Fragmento proporcionado:
_ _ _ _ _ _ _

Date: January 15, 2021, 11:20 am UTC

Hola... Sé que no tienes tiempo de esto, pero sabes, te quiero más que a nadie, y aunque siempre lo negué, en el fondo sé que si me gustabas. Lamento no ser la chica rubia, ni la chica lista que buscas, mucho menos ser la chica con los mismos gustos musicales que tú, pero jamás dejaré de quererte como te quiero... Nadie me cuido como tú, nadie me escucho ni trato de entender como tú... Solo quiero que sepas, que ese día yo sí quería salir por un café, hubiera dado todo por hacerlo, quería abrazarte y decirte adiós... Pero no puedo ¿Recuerdas que te ví de nuevo? No pude decir nada, tenía miedo, y aún lo tengo, sé que probablemente me quieres lejos y está bien, te extraño, y aunque tú a mí no, jamás voy a olvidarte.

_ _ _ _ _ _ _

Líneas extraídas:

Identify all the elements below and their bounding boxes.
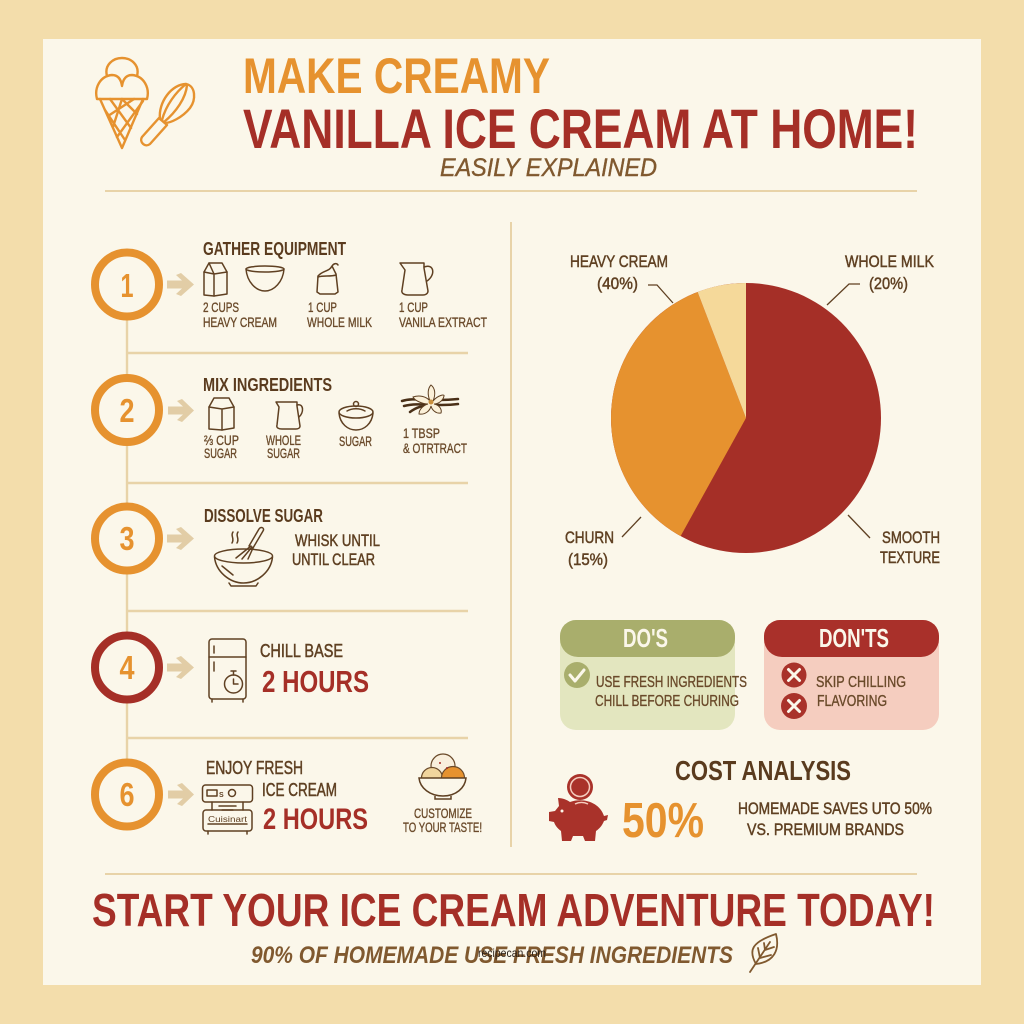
icon: check — [564, 662, 590, 688]
icon: cross 2 — [781, 693, 807, 719]
arrow — [167, 527, 194, 550]
cost description: HOMEMADE SAVES UTO 50% — [738, 799, 932, 818]
don'ts header — [764, 620, 939, 657]
pie label: smooth texture: SMOOTH — [882, 528, 940, 547]
icon: ice cream cone — [96, 58, 148, 148]
icon: whisk — [141, 84, 194, 145]
pie label: whole milk — [827, 252, 935, 305]
do's header: DO'S — [623, 623, 668, 653]
step 6: enjoy fresh ice cream — [95, 754, 482, 836]
step 2 number badge — [95, 378, 159, 442]
ingredient labels: 1 TBSP — [403, 425, 440, 441]
arrow — [167, 656, 194, 679]
step 1 heading: GATHER EQUIPMENT — [203, 239, 346, 259]
step 3 number badge — [95, 506, 159, 570]
icon: jug — [400, 263, 433, 295]
cost percentage: 50% — [622, 794, 704, 848]
ingredient labels: 1 CUP — [399, 299, 428, 315]
icon: milk carton — [204, 263, 227, 296]
pie label: churn: (15%) — [568, 550, 608, 569]
ingredient labels — [203, 299, 487, 330]
ingredient labels: 2 CUPS — [203, 299, 239, 315]
step 6 heading: ENJOY FRESH — [206, 758, 303, 778]
panel: don'ts — [764, 620, 939, 730]
icon: sugar bag — [317, 264, 338, 294]
step 4 duration: 2 HOURS — [262, 664, 369, 699]
step 3: dissolve sugar — [95, 506, 380, 586]
do's text: CHILL BEFORE CHURING — [595, 693, 739, 710]
pie label: smooth texture — [848, 515, 940, 567]
step 1 number badge: 1 — [120, 267, 134, 304]
do's text: USE FRESH INGREDIENTS — [596, 674, 747, 691]
ingredient labels: WHOLE MILK — [307, 314, 372, 330]
step 6 number badge: 6 — [120, 776, 134, 813]
step 6 duration: 2 HOURS — [263, 803, 368, 836]
step 4 number badge — [95, 636, 159, 700]
icon: vanilla flower — [402, 385, 458, 414]
ingredient labels: & OTRTRACT — [403, 440, 467, 456]
ingredient labels: SUGAR — [339, 433, 372, 449]
step 1: gather equipment — [95, 239, 487, 330]
cost description — [738, 799, 932, 839]
icon: milk carton — [209, 398, 234, 430]
do's header — [560, 620, 735, 657]
step 3 instruction: WHISK UNTIL — [295, 531, 380, 550]
step 4 label: CHILL BASE — [260, 641, 343, 661]
pie label: whole milk: WHOLE MILK — [845, 252, 935, 271]
subtitle: EASILY EXPLAINED — [440, 154, 657, 182]
don'ts header: DON'TS — [819, 623, 889, 653]
icon: ice cream machine: S — [219, 792, 224, 799]
timeline connectors — [127, 320, 468, 760]
step 3 heading: DISSOLVE SUGAR — [204, 506, 323, 526]
icon: sugar bowl — [339, 402, 373, 430]
icon: ice cream machine — [202, 785, 252, 834]
step 4 number badge: 4 — [120, 649, 135, 686]
do's text — [595, 674, 747, 710]
arrow — [167, 273, 194, 296]
icon: bowl — [246, 266, 284, 291]
pie label: heavy cream: (40%) — [597, 274, 638, 293]
title line 1: MAKE CREAMY — [243, 48, 550, 104]
customize caption: TO YOUR TASTE! — [403, 820, 482, 835]
step 2: mix ingredients — [95, 375, 467, 461]
step 2 number badge: 2 — [120, 392, 134, 429]
ingredient labels: 1 CUP — [308, 299, 337, 315]
pie label: churn — [565, 517, 641, 569]
icon: cross 1 — [782, 662, 806, 688]
icon: bowl of ice cream scoops — [419, 754, 466, 799]
pie label: smooth texture: TEXTURE — [880, 548, 940, 567]
icon: leaf — [750, 934, 777, 972]
watermark: recipecan.com — [478, 946, 546, 960]
ingredient labels: VANILA EXTRACT — [399, 314, 487, 330]
step 6 label: ICE CREAM — [262, 780, 337, 800]
pie label: heavy cream — [570, 252, 673, 303]
icon: piggy bank — [549, 774, 608, 841]
icon: jug — [276, 402, 303, 429]
step 4: chill base — [95, 636, 369, 702]
don'ts text — [816, 674, 906, 710]
ingredient labels: HEAVY CREAM — [203, 314, 277, 330]
icon: ice cream machine: Cuisinart — [208, 815, 248, 824]
icon: whisking bowl — [214, 528, 272, 586]
step 3 number badge: 3 — [120, 520, 134, 557]
pie label: churn: CHURN — [565, 528, 614, 547]
ingredient labels: WHOLE — [266, 432, 301, 448]
step 6 number badge — [95, 762, 159, 826]
don'ts text: FLAVORING — [817, 693, 887, 710]
panel: do's — [560, 620, 747, 730]
pie label: whole milk: (20%) — [869, 274, 908, 293]
customize caption — [403, 806, 482, 835]
icon: fridge with timer — [209, 639, 246, 702]
cost analysis heading: COST ANALYSIS — [675, 755, 851, 786]
ingredient labels: SUGAR — [267, 445, 300, 461]
step 2 heading: MIX INGREDIENTS — [203, 375, 332, 395]
ingredient labels: ⅔ CUP — [204, 432, 239, 448]
arrow — [168, 399, 194, 422]
step 1 number badge — [95, 252, 159, 316]
step 3 instruction: UNTIL CLEAR — [292, 550, 375, 569]
arrow — [168, 783, 194, 806]
ingredient labels — [204, 425, 467, 461]
footer statistic: 90% OF HOMEMADE USE FRESH INGREDIENTS — [251, 942, 733, 969]
step 3 instruction — [292, 531, 380, 569]
don'ts text: SKIP CHILLING — [816, 674, 906, 691]
ingredient labels: SUGAR — [204, 445, 237, 461]
pie chart — [611, 283, 881, 553]
pie label: heavy cream: HEAVY CREAM — [570, 252, 668, 271]
customize caption: CUSTOMIZE — [414, 806, 472, 821]
cost description: VS. PREMIUM BRANDS — [747, 820, 904, 839]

_ _ _ _ _ _ _

Requisitos del ejercicio: Según el fragmento proporcionado, ¿qué quería hacer quien escribe "ese día"?

Solución del ejercicio: Salir por un café, abrazar a la otra persona y decirle adiós.